• _Written request_: Output the records exactly as they appear, with no pictures included.

• _Entries_:

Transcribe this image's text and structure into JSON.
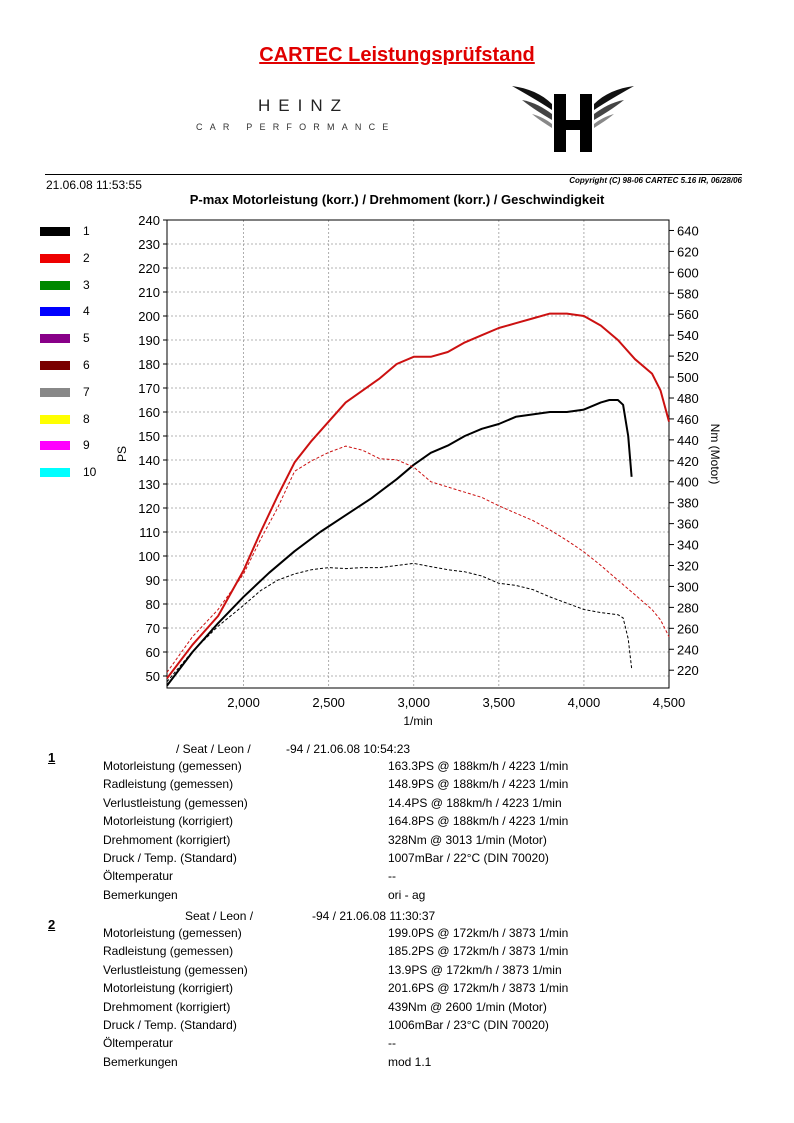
{
  "header": {
    "title": "CARTEC Leistungsprüfstand",
    "brand_word": "HEINZ",
    "brand_sub": "CAR PERFORMANCE",
    "timestamp": "21.06.08 11:53:55",
    "copyright": "Copyright (C) 98-06 CARTEC 5.16 IR, 06/28/06"
  },
  "colors": {
    "title_red": "#e00000",
    "series_red": "#cc1111",
    "series_black": "#000000"
  },
  "icons": {
    "logo": "heinz-h-wing-logo"
  },
  "legend": [
    {
      "label": "1",
      "color": "#000000"
    },
    {
      "label": "2",
      "color": "#ee0000"
    },
    {
      "label": "3",
      "color": "#008800"
    },
    {
      "label": "4",
      "color": "#0000ff"
    },
    {
      "label": "5",
      "color": "#880088"
    },
    {
      "label": "6",
      "color": "#7a0000"
    },
    {
      "label": "7",
      "color": "#888888"
    },
    {
      "label": "8",
      "color": "#ffff00"
    },
    {
      "label": "9",
      "color": "#ff00ff"
    },
    {
      "label": "10",
      "color": "#00ffff"
    }
  ],
  "chart_data": {
    "type": "line",
    "title": "P-max Motorleistung (korr.) / Drehmoment (korr.) / Geschwindigkeit",
    "xlabel": "1/min",
    "ylabel": "PS",
    "ylabel_right": "Nm (Motor)",
    "xlim": [
      1550,
      4500
    ],
    "ylim": [
      45,
      240
    ],
    "ylim_right": [
      203,
      650
    ],
    "x_ticks": [
      {
        "v": 2000,
        "label": "2,000"
      },
      {
        "v": 2500,
        "label": "2,500"
      },
      {
        "v": 3000,
        "label": "3,000"
      },
      {
        "v": 3500,
        "label": "3,500"
      },
      {
        "v": 4000,
        "label": "4,000"
      },
      {
        "v": 4500,
        "label": "4,500"
      }
    ],
    "y_ticks": [
      "50",
      "60",
      "70",
      "80",
      "90",
      "100",
      "110",
      "120",
      "130",
      "140",
      "150",
      "160",
      "170",
      "180",
      "190",
      "200",
      "210",
      "220",
      "230",
      "240"
    ],
    "y_right_ticks": [
      "220",
      "240",
      "260",
      "280",
      "300",
      "320",
      "340",
      "360",
      "380",
      "400",
      "420",
      "440",
      "460",
      "480",
      "500",
      "520",
      "540",
      "560",
      "580",
      "600",
      "620",
      "640"
    ],
    "grid": true,
    "series": [
      {
        "name": "1",
        "axis": "left",
        "style": "solid",
        "color": "#000000",
        "x": [
          1550,
          1700,
          1850,
          2000,
          2150,
          2300,
          2450,
          2600,
          2750,
          2900,
          3000,
          3100,
          3200,
          3300,
          3400,
          3500,
          3600,
          3700,
          3800,
          3900,
          4000,
          4100,
          4150,
          4200,
          4230,
          4260,
          4280
        ],
        "y": [
          46,
          60,
          72,
          83,
          93,
          102,
          110,
          117,
          124,
          132,
          138,
          143,
          146,
          150,
          153,
          155,
          158,
          159,
          160,
          160,
          161,
          164,
          165,
          165,
          163,
          150,
          133
        ]
      },
      {
        "name": "1",
        "axis": "right",
        "style": "dashed",
        "color": "#000000",
        "x": [
          1550,
          1700,
          1850,
          2000,
          2100,
          2200,
          2300,
          2400,
          2500,
          2600,
          2700,
          2800,
          2900,
          3000,
          3100,
          3200,
          3300,
          3400,
          3500,
          3600,
          3700,
          3800,
          3900,
          4000,
          4100,
          4200,
          4230,
          4260,
          4280
        ],
        "y": [
          209,
          238,
          262,
          282,
          296,
          306,
          312,
          316,
          318,
          317,
          318,
          318,
          320,
          322,
          319,
          316,
          314,
          310,
          303,
          301,
          297,
          290,
          284,
          278,
          275,
          273,
          270,
          250,
          222
        ]
      },
      {
        "name": "2",
        "axis": "left",
        "style": "solid",
        "color": "#cc1111",
        "x": [
          1550,
          1700,
          1850,
          2000,
          2100,
          2200,
          2300,
          2400,
          2500,
          2600,
          2700,
          2800,
          2900,
          3000,
          3100,
          3200,
          3300,
          3400,
          3500,
          3600,
          3700,
          3800,
          3900,
          4000,
          4100,
          4200,
          4300,
          4400,
          4450,
          4500
        ],
        "y": [
          49,
          63,
          75,
          94,
          110,
          125,
          139,
          148,
          156,
          164,
          169,
          174,
          180,
          183,
          183,
          185,
          189,
          192,
          195,
          197,
          199,
          201,
          201,
          200,
          196,
          190,
          182,
          176,
          169,
          156
        ]
      },
      {
        "name": "2",
        "axis": "right",
        "style": "dashed",
        "color": "#cc1111",
        "x": [
          1550,
          1700,
          1850,
          2000,
          2100,
          2200,
          2300,
          2400,
          2500,
          2600,
          2700,
          2800,
          2900,
          3000,
          3100,
          3200,
          3300,
          3400,
          3500,
          3600,
          3700,
          3800,
          3900,
          4000,
          4100,
          4200,
          4300,
          4400,
          4450,
          4500
        ],
        "y": [
          218,
          252,
          278,
          312,
          345,
          375,
          410,
          420,
          428,
          434,
          430,
          422,
          421,
          414,
          400,
          395,
          390,
          385,
          377,
          370,
          363,
          354,
          344,
          333,
          320,
          306,
          292,
          278,
          268,
          252
        ]
      }
    ]
  },
  "records": [
    {
      "number": "1",
      "head_a": "/ Seat / Leon /",
      "head_b": "-94 / 21.06.08 10:54:23",
      "rows": [
        {
          "label": "Motorleistung (gemessen)",
          "value": "163.3PS @ 188km/h / 4223 1/min"
        },
        {
          "label": "Radleistung (gemessen)",
          "value": "148.9PS @ 188km/h / 4223 1/min"
        },
        {
          "label": "Verlustleistung (gemessen)",
          "value": "14.4PS @ 188km/h / 4223 1/min"
        },
        {
          "label": "Motorleistung (korrigiert)",
          "value": "164.8PS @ 188km/h / 4223 1/min"
        },
        {
          "label": "Drehmoment (korrigiert)",
          "value": "328Nm @ 3013 1/min (Motor)"
        },
        {
          "label": "Druck / Temp. (Standard)",
          "value": "1007mBar / 22°C    (DIN 70020)"
        },
        {
          "label": "Öltemperatur",
          "value": "--"
        },
        {
          "label": "Bemerkungen",
          "value": "ori - ag"
        }
      ]
    },
    {
      "number": "2",
      "head_a": "Seat / Leon /",
      "head_b": "-94 / 21.06.08 11:30:37",
      "rows": [
        {
          "label": "Motorleistung (gemessen)",
          "value": "199.0PS @ 172km/h / 3873 1/min"
        },
        {
          "label": "Radleistung (gemessen)",
          "value": "185.2PS @ 172km/h / 3873 1/min"
        },
        {
          "label": "Verlustleistung (gemessen)",
          "value": "13.9PS @ 172km/h / 3873 1/min"
        },
        {
          "label": "Motorleistung (korrigiert)",
          "value": "201.6PS @ 172km/h / 3873 1/min"
        },
        {
          "label": "Drehmoment (korrigiert)",
          "value": "439Nm @ 2600 1/min (Motor)"
        },
        {
          "label": "Druck / Temp. (Standard)",
          "value": "1006mBar / 23°C    (DIN 70020)"
        },
        {
          "label": "Öltemperatur",
          "value": "--"
        },
        {
          "label": "Bemerkungen",
          "value": "mod 1.1"
        }
      ]
    }
  ]
}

• _Answer to the task_:
Transcribe this image's text and structure into JSON.
{
  "header": {
    "title": "CARTEC Leistungsprüfstand",
    "brand_word": "HEINZ",
    "brand_sub": "CAR PERFORMANCE",
    "timestamp": "21.06.08 11:53:55",
    "copyright": "Copyright (C) 98-06 CARTEC 5.16 IR, 06/28/06"
  },
  "colors": {
    "title_red": "#e00000",
    "series_red": "#cc1111",
    "series_black": "#000000"
  },
  "icons": {
    "logo": "heinz-h-wing-logo"
  },
  "legend": [
    {
      "label": "1",
      "color": "#000000"
    },
    {
      "label": "2",
      "color": "#ee0000"
    },
    {
      "label": "3",
      "color": "#008800"
    },
    {
      "label": "4",
      "color": "#0000ff"
    },
    {
      "label": "5",
      "color": "#880088"
    },
    {
      "label": "6",
      "color": "#7a0000"
    },
    {
      "label": "7",
      "color": "#888888"
    },
    {
      "label": "8",
      "color": "#ffff00"
    },
    {
      "label": "9",
      "color": "#ff00ff"
    },
    {
      "label": "10",
      "color": "#00ffff"
    }
  ],
  "chart_data": {
    "type": "line",
    "title": "P-max Motorleistung (korr.) / Drehmoment (korr.) / Geschwindigkeit",
    "xlabel": "1/min",
    "ylabel": "PS",
    "ylabel_right": "Nm (Motor)",
    "xlim": [
      1550,
      4500
    ],
    "ylim": [
      45,
      240
    ],
    "ylim_right": [
      203,
      650
    ],
    "x_ticks": [
      {
        "v": 2000,
        "label": "2,000"
      },
      {
        "v": 2500,
        "label": "2,500"
      },
      {
        "v": 3000,
        "label": "3,000"
      },
      {
        "v": 3500,
        "label": "3,500"
      },
      {
        "v": 4000,
        "label": "4,000"
      },
      {
        "v": 4500,
        "label": "4,500"
      }
    ],
    "y_ticks": [
      "50",
      "60",
      "70",
      "80",
      "90",
      "100",
      "110",
      "120",
      "130",
      "140",
      "150",
      "160",
      "170",
      "180",
      "190",
      "200",
      "210",
      "220",
      "230",
      "240"
    ],
    "y_right_ticks": [
      "220",
      "240",
      "260",
      "280",
      "300",
      "320",
      "340",
      "360",
      "380",
      "400",
      "420",
      "440",
      "460",
      "480",
      "500",
      "520",
      "540",
      "560",
      "580",
      "600",
      "620",
      "640"
    ],
    "grid": true,
    "series": [
      {
        "name": "1",
        "axis": "left",
        "style": "solid",
        "color": "#000000",
        "x": [
          1550,
          1700,
          1850,
          2000,
          2150,
          2300,
          2450,
          2600,
          2750,
          2900,
          3000,
          3100,
          3200,
          3300,
          3400,
          3500,
          3600,
          3700,
          3800,
          3900,
          4000,
          4100,
          4150,
          4200,
          4230,
          4260,
          4280
        ],
        "y": [
          46,
          60,
          72,
          83,
          93,
          102,
          110,
          117,
          124,
          132,
          138,
          143,
          146,
          150,
          153,
          155,
          158,
          159,
          160,
          160,
          161,
          164,
          165,
          165,
          163,
          150,
          133
        ]
      },
      {
        "name": "1",
        "axis": "right",
        "style": "dashed",
        "color": "#000000",
        "x": [
          1550,
          1700,
          1850,
          2000,
          2100,
          2200,
          2300,
          2400,
          2500,
          2600,
          2700,
          2800,
          2900,
          3000,
          3100,
          3200,
          3300,
          3400,
          3500,
          3600,
          3700,
          3800,
          3900,
          4000,
          4100,
          4200,
          4230,
          4260,
          4280
        ],
        "y": [
          209,
          238,
          262,
          282,
          296,
          306,
          312,
          316,
          318,
          317,
          318,
          318,
          320,
          322,
          319,
          316,
          314,
          310,
          303,
          301,
          297,
          290,
          284,
          278,
          275,
          273,
          270,
          250,
          222
        ]
      },
      {
        "name": "2",
        "axis": "left",
        "style": "solid",
        "color": "#cc1111",
        "x": [
          1550,
          1700,
          1850,
          2000,
          2100,
          2200,
          2300,
          2400,
          2500,
          2600,
          2700,
          2800,
          2900,
          3000,
          3100,
          3200,
          3300,
          3400,
          3500,
          3600,
          3700,
          3800,
          3900,
          4000,
          4100,
          4200,
          4300,
          4400,
          4450,
          4500
        ],
        "y": [
          49,
          63,
          75,
          94,
          110,
          125,
          139,
          148,
          156,
          164,
          169,
          174,
          180,
          183,
          183,
          185,
          189,
          192,
          195,
          197,
          199,
          201,
          201,
          200,
          196,
          190,
          182,
          176,
          169,
          156
        ]
      },
      {
        "name": "2",
        "axis": "right",
        "style": "dashed",
        "color": "#cc1111",
        "x": [
          1550,
          1700,
          1850,
          2000,
          2100,
          2200,
          2300,
          2400,
          2500,
          2600,
          2700,
          2800,
          2900,
          3000,
          3100,
          3200,
          3300,
          3400,
          3500,
          3600,
          3700,
          3800,
          3900,
          4000,
          4100,
          4200,
          4300,
          4400,
          4450,
          4500
        ],
        "y": [
          218,
          252,
          278,
          312,
          345,
          375,
          410,
          420,
          428,
          434,
          430,
          422,
          421,
          414,
          400,
          395,
          390,
          385,
          377,
          370,
          363,
          354,
          344,
          333,
          320,
          306,
          292,
          278,
          268,
          252
        ]
      }
    ]
  },
  "records": [
    {
      "number": "1",
      "head_a": "/ Seat / Leon /",
      "head_b": "-94 / 21.06.08 10:54:23",
      "rows": [
        {
          "label": "Motorleistung (gemessen)",
          "value": "163.3PS @ 188km/h / 4223 1/min"
        },
        {
          "label": "Radleistung (gemessen)",
          "value": "148.9PS @ 188km/h / 4223 1/min"
        },
        {
          "label": "Verlustleistung (gemessen)",
          "value": "14.4PS @ 188km/h / 4223 1/min"
        },
        {
          "label": "Motorleistung (korrigiert)",
          "value": "164.8PS @ 188km/h / 4223 1/min"
        },
        {
          "label": "Drehmoment (korrigiert)",
          "value": "328Nm @ 3013 1/min (Motor)"
        },
        {
          "label": "Druck / Temp. (Standard)",
          "value": "1007mBar / 22°C    (DIN 70020)"
        },
        {
          "label": "Öltemperatur",
          "value": "--"
        },
        {
          "label": "Bemerkungen",
          "value": "ori - ag"
        }
      ]
    },
    {
      "number": "2",
      "head_a": "Seat / Leon /",
      "head_b": "-94 / 21.06.08 11:30:37",
      "rows": [
        {
          "label": "Motorleistung (gemessen)",
          "value": "199.0PS @ 172km/h / 3873 1/min"
        },
        {
          "label": "Radleistung (gemessen)",
          "value": "185.2PS @ 172km/h / 3873 1/min"
        },
        {
          "label": "Verlustleistung (gemessen)",
          "value": "13.9PS @ 172km/h / 3873 1/min"
        },
        {
          "label": "Motorleistung (korrigiert)",
          "value": "201.6PS @ 172km/h / 3873 1/min"
        },
        {
          "label": "Drehmoment (korrigiert)",
          "value": "439Nm @ 2600 1/min (Motor)"
        },
        {
          "label": "Druck / Temp. (Standard)",
          "value": "1006mBar / 23°C    (DIN 70020)"
        },
        {
          "label": "Öltemperatur",
          "value": "--"
        },
        {
          "label": "Bemerkungen",
          "value": "mod 1.1"
        }
      ]
    }
  ]
}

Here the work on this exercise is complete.